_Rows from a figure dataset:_
Start

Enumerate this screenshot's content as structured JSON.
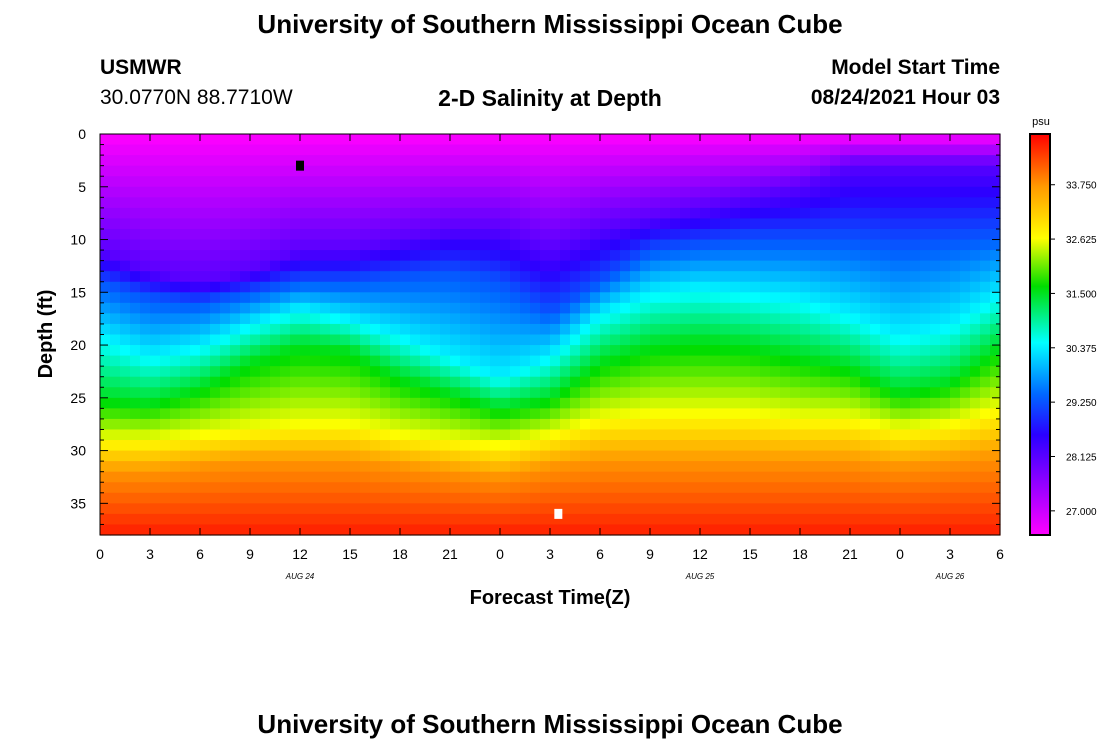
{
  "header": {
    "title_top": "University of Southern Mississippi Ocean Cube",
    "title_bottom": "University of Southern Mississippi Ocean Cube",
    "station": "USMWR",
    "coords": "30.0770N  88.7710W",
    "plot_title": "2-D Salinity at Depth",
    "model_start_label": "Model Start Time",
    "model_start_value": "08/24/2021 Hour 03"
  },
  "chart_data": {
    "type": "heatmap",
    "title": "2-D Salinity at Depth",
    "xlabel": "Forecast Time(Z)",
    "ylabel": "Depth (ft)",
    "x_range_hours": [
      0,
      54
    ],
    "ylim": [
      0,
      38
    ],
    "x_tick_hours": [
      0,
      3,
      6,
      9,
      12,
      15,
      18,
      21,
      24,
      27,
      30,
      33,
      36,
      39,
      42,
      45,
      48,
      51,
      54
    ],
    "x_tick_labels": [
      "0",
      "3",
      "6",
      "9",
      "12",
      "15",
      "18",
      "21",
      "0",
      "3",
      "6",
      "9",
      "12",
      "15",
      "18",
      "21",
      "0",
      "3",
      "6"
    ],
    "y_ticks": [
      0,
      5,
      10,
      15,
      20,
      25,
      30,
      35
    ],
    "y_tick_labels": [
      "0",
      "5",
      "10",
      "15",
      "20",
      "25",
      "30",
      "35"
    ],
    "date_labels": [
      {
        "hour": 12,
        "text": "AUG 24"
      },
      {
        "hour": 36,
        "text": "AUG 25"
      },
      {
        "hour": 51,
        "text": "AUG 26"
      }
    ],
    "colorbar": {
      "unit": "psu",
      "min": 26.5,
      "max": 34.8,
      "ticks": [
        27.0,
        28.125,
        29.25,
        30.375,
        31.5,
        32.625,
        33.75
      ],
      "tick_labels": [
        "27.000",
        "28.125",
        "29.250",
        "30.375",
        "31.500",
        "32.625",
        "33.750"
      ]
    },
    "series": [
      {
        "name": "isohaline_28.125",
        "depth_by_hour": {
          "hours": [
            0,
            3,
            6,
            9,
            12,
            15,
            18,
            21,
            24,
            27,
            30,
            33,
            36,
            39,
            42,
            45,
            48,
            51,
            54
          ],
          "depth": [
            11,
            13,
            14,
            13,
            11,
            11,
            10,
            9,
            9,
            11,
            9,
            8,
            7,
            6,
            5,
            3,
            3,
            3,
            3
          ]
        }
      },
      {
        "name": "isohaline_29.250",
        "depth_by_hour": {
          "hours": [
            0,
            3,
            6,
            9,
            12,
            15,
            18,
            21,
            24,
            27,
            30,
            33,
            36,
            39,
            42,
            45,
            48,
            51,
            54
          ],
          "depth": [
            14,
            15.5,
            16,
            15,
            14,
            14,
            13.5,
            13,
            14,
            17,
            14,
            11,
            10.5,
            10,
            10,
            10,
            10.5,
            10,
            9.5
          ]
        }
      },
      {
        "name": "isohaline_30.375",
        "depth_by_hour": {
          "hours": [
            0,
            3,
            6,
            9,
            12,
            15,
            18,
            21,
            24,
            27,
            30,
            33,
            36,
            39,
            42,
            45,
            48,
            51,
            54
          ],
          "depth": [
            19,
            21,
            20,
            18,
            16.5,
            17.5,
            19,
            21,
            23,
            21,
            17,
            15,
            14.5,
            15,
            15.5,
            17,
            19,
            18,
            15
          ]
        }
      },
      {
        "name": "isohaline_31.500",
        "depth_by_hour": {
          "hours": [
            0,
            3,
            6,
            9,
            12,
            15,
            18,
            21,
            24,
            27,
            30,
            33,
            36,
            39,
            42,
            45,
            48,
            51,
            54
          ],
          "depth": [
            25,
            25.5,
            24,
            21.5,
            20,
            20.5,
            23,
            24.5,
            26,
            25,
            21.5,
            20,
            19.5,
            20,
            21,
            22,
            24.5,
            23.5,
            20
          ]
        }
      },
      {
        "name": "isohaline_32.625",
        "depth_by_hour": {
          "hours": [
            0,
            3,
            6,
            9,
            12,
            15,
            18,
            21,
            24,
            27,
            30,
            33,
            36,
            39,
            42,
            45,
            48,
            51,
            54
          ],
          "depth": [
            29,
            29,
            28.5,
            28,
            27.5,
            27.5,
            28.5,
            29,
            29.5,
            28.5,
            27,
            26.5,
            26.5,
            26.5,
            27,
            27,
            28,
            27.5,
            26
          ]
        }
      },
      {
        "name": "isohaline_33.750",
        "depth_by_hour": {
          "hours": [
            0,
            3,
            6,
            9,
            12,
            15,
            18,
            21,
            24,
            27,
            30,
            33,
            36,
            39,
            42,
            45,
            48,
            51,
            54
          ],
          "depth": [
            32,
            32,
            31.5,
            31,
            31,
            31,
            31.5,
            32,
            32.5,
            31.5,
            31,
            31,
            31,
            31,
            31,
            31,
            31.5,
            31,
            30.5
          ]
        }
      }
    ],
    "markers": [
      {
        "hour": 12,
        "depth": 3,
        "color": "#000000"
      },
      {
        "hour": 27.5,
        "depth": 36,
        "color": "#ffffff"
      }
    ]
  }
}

End
Start

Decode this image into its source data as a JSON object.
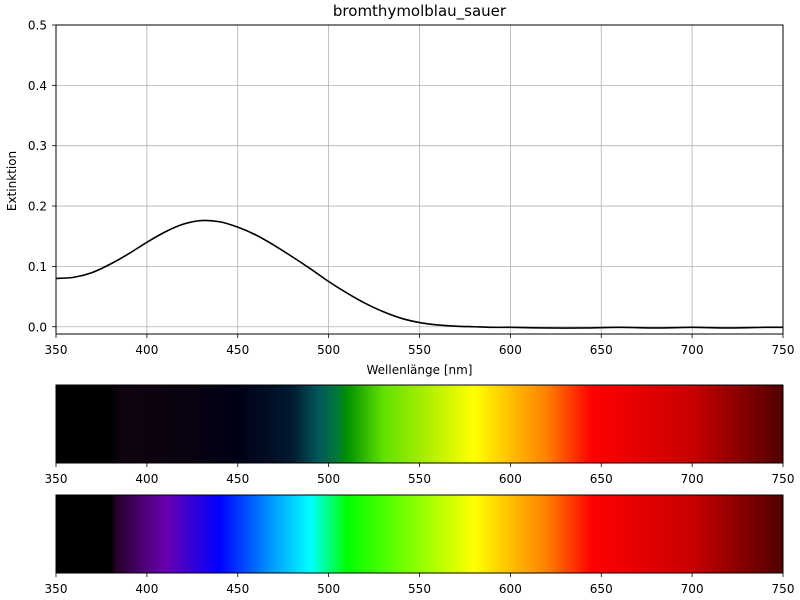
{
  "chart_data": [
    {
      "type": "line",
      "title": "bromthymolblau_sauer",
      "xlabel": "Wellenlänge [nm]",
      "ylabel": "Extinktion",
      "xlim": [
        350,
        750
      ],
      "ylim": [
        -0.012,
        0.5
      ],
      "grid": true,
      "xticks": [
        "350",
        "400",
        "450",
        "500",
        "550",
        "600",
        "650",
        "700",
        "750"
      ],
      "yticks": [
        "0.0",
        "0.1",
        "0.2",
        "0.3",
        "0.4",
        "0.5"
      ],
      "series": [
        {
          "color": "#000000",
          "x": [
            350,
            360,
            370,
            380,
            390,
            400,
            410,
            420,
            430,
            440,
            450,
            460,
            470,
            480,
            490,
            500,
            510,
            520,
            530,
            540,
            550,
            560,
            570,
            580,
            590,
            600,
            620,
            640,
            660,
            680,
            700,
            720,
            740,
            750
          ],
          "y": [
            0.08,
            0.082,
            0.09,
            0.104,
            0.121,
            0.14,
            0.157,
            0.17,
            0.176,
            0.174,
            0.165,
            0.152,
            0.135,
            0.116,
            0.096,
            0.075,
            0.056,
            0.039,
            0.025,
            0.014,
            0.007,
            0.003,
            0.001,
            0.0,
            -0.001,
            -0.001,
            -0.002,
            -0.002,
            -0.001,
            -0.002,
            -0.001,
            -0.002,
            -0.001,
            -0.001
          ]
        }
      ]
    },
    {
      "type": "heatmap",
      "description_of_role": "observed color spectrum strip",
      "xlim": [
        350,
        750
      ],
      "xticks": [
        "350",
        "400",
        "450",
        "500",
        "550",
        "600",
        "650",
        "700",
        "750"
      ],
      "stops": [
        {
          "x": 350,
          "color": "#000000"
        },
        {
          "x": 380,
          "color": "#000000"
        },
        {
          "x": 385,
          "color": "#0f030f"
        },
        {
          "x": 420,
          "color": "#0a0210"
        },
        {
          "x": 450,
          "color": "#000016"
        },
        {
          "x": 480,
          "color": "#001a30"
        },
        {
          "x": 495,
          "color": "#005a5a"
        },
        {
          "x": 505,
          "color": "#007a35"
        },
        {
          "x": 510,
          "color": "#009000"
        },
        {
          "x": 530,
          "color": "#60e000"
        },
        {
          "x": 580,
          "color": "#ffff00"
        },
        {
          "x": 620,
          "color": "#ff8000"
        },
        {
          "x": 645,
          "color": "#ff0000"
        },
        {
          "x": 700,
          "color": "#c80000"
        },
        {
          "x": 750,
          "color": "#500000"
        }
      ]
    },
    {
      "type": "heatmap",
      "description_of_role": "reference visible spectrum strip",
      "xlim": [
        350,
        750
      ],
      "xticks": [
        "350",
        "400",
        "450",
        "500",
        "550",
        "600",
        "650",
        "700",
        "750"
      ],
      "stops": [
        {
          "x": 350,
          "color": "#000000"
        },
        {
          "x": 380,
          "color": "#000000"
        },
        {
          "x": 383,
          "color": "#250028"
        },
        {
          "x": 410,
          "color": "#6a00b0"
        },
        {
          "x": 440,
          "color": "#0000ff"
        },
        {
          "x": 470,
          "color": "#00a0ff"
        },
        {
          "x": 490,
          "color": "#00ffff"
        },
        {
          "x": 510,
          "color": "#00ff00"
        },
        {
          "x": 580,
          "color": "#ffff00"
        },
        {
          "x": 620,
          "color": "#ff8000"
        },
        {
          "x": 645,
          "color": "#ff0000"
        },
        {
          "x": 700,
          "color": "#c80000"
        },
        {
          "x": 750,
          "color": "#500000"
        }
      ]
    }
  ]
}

End
Start

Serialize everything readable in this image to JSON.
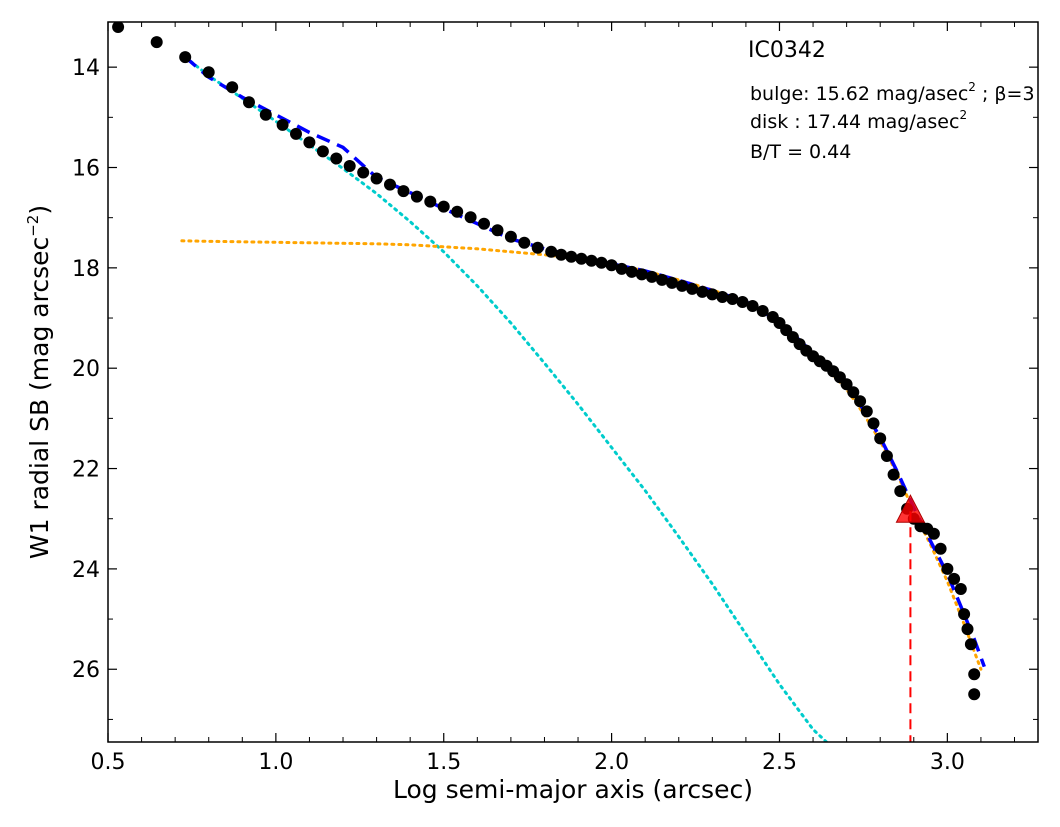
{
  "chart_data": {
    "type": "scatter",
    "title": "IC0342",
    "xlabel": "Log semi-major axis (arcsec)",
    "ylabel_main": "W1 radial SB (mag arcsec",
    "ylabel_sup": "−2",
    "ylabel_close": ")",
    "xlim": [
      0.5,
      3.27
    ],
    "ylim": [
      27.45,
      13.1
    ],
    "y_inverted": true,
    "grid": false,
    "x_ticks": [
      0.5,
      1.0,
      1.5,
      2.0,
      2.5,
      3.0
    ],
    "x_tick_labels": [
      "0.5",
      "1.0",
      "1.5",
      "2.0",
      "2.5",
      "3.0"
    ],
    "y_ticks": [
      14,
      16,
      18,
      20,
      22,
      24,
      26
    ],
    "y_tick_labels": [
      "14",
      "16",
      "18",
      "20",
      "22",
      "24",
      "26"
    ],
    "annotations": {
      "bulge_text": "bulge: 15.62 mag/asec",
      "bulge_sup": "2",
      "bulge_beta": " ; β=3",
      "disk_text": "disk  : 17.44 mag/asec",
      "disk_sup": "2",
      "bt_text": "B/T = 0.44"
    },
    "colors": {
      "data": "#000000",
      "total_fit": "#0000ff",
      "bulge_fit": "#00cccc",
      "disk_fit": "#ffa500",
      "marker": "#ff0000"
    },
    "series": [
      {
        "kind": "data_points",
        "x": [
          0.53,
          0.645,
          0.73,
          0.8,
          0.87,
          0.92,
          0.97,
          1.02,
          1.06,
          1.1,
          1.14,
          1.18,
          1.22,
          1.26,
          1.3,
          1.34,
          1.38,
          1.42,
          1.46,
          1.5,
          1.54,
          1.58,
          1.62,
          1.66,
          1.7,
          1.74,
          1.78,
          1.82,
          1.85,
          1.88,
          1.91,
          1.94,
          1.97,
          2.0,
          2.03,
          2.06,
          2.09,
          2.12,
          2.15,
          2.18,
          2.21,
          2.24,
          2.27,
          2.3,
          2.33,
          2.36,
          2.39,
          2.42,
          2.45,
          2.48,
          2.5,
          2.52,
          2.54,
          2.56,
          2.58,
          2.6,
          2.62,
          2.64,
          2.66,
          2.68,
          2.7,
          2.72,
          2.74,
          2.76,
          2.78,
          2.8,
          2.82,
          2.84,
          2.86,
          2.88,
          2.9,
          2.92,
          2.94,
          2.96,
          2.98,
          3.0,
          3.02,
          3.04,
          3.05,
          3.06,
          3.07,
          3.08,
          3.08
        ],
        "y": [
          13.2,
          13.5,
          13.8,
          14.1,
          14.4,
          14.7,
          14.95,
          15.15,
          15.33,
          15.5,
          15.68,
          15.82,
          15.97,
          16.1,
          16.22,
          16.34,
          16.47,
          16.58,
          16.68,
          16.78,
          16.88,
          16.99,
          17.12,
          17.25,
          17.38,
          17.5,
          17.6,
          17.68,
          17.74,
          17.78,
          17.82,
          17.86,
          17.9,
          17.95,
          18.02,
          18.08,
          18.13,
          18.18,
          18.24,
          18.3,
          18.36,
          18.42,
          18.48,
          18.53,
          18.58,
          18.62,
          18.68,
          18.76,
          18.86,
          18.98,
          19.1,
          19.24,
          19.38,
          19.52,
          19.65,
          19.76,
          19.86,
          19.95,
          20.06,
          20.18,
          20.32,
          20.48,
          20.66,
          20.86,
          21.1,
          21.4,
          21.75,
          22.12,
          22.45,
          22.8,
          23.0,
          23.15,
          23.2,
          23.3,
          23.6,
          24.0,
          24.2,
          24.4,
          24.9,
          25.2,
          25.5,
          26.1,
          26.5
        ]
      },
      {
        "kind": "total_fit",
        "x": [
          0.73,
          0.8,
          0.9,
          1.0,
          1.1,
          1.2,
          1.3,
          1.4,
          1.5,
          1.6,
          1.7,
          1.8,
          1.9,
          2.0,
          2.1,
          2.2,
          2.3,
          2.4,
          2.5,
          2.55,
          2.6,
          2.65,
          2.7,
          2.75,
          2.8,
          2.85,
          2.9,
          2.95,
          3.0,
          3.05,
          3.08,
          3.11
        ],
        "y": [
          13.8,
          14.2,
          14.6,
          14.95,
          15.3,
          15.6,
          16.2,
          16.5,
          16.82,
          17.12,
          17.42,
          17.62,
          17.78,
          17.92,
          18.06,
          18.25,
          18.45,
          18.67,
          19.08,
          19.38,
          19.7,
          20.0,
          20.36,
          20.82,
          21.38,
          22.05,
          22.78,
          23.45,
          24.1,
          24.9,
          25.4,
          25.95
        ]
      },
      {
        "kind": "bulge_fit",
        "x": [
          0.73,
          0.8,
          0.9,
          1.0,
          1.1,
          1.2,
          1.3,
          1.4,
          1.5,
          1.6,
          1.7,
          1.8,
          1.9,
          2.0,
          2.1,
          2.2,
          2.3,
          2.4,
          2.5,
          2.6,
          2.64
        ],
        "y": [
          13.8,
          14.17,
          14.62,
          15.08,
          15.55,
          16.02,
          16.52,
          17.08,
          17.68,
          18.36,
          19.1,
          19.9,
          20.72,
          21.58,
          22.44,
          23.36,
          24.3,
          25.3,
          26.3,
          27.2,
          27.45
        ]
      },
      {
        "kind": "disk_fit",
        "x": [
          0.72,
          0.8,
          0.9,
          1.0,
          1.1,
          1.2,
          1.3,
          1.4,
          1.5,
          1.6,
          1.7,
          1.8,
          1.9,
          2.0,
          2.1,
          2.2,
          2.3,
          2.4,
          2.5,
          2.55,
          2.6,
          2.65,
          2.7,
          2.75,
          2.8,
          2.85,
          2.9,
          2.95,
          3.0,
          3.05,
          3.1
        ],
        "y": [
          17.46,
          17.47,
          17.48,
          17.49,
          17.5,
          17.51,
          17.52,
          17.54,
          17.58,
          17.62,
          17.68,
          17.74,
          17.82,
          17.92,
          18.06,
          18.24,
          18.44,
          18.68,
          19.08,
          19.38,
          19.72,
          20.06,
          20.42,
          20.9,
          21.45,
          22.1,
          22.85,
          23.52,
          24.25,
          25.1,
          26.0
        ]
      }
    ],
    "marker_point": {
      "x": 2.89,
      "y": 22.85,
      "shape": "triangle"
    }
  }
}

End

_Problem to work on:_
Determine how many lines of the listing hold the word "xlabel" and reply with that figure alone.

_Response:_
3